● **Required work**: Pull each line containing "ΧΩΡΟΥ" out of the data and copy it.

● **Exercise material**:
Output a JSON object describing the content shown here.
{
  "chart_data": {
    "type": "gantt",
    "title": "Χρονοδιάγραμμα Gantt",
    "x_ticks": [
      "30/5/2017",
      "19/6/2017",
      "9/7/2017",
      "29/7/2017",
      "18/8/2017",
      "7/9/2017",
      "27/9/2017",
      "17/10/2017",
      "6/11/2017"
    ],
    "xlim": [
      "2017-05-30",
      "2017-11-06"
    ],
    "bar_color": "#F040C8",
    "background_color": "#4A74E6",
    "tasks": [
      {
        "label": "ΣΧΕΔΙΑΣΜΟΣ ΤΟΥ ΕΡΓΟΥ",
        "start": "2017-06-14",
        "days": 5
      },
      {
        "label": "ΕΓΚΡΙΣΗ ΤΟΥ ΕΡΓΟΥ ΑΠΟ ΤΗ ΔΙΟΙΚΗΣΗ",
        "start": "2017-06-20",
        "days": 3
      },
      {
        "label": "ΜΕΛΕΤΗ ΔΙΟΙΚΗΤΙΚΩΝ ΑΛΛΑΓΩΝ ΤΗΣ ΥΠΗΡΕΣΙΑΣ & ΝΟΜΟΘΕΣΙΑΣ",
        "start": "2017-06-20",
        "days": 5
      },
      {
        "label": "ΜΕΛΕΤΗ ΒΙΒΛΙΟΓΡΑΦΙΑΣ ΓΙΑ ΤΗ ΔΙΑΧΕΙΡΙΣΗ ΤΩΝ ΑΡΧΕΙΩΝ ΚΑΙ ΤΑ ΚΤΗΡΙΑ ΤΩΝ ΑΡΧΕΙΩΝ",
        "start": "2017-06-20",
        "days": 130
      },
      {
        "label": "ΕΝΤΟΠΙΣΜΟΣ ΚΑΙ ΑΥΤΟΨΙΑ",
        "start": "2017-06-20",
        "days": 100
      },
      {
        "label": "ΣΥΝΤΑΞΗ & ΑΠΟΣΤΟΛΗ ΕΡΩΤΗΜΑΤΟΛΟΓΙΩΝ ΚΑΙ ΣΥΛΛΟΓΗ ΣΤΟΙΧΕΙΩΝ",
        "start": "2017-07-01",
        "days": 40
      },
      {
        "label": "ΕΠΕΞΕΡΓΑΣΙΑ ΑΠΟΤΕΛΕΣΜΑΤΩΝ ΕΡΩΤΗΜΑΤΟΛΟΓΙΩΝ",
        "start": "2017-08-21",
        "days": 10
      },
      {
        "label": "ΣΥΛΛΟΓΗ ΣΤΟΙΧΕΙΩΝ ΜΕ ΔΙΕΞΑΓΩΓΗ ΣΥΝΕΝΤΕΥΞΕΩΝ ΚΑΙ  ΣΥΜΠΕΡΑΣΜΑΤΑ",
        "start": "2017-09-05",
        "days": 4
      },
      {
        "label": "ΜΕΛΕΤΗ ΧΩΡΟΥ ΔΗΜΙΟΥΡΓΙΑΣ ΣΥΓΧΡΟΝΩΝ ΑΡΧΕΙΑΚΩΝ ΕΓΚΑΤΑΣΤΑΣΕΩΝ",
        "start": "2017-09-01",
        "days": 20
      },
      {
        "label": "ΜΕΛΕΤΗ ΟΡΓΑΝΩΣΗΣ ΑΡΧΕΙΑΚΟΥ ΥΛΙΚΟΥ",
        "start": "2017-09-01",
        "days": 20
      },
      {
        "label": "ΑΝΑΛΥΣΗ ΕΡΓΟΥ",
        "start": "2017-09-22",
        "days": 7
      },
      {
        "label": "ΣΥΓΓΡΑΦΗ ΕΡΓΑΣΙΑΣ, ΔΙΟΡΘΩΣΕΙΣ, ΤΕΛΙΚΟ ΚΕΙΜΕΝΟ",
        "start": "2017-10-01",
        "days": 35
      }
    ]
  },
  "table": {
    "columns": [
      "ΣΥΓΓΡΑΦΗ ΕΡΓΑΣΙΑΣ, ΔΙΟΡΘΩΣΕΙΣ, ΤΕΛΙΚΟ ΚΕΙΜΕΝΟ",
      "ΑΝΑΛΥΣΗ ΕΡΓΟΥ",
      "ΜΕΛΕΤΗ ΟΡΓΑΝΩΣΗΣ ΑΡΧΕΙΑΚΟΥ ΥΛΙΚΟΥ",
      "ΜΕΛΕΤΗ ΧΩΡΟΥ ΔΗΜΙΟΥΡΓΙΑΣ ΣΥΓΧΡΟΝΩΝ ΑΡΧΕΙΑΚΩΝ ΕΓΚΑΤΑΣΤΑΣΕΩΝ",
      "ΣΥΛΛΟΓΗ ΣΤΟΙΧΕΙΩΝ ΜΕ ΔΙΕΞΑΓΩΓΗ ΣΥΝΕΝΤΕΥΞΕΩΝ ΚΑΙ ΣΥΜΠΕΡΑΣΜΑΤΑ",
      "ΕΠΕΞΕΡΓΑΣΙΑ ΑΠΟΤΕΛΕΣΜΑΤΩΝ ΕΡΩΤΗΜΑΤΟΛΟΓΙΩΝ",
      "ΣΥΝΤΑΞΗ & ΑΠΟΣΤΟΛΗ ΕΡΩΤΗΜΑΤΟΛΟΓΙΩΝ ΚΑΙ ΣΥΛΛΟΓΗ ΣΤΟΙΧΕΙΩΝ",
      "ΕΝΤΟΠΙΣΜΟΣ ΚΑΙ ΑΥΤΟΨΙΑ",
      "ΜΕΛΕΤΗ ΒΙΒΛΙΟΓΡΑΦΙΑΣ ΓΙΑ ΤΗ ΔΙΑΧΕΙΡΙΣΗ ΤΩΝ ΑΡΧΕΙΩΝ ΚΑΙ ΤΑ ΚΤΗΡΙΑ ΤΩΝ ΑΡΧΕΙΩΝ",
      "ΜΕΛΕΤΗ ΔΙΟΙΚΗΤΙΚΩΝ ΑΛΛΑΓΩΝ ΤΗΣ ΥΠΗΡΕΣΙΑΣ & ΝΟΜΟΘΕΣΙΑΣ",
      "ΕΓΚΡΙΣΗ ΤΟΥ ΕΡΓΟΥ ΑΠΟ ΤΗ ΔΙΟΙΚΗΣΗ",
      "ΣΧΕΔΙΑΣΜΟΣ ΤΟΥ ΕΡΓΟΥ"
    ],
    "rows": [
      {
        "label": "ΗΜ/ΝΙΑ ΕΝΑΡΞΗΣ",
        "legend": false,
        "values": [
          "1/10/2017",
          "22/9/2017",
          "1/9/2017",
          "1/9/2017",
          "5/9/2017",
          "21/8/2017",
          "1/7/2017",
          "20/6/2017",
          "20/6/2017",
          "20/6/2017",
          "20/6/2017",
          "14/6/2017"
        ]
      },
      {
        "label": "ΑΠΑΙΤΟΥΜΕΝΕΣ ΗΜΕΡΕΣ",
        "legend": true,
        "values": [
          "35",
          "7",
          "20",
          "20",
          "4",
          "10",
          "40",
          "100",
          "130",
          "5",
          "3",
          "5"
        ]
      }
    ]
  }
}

● **Task output**:
        "label": "ΜΕΛΕΤΗ ΧΩΡΟΥ ΔΗΜΙΟΥΡΓΙΑΣ ΣΥΓΧΡΟΝΩΝ ΑΡΧΕΙΑΚΩΝ ΕΓΚΑΤΑΣΤΑΣΕΩΝ",
      "ΜΕΛΕΤΗ ΧΩΡΟΥ ΔΗΜΙΟΥΡΓΙΑΣ ΣΥΓΧΡΟΝΩΝ ΑΡΧΕΙΑΚΩΝ ΕΓΚΑΤΑΣΤΑΣΕΩΝ",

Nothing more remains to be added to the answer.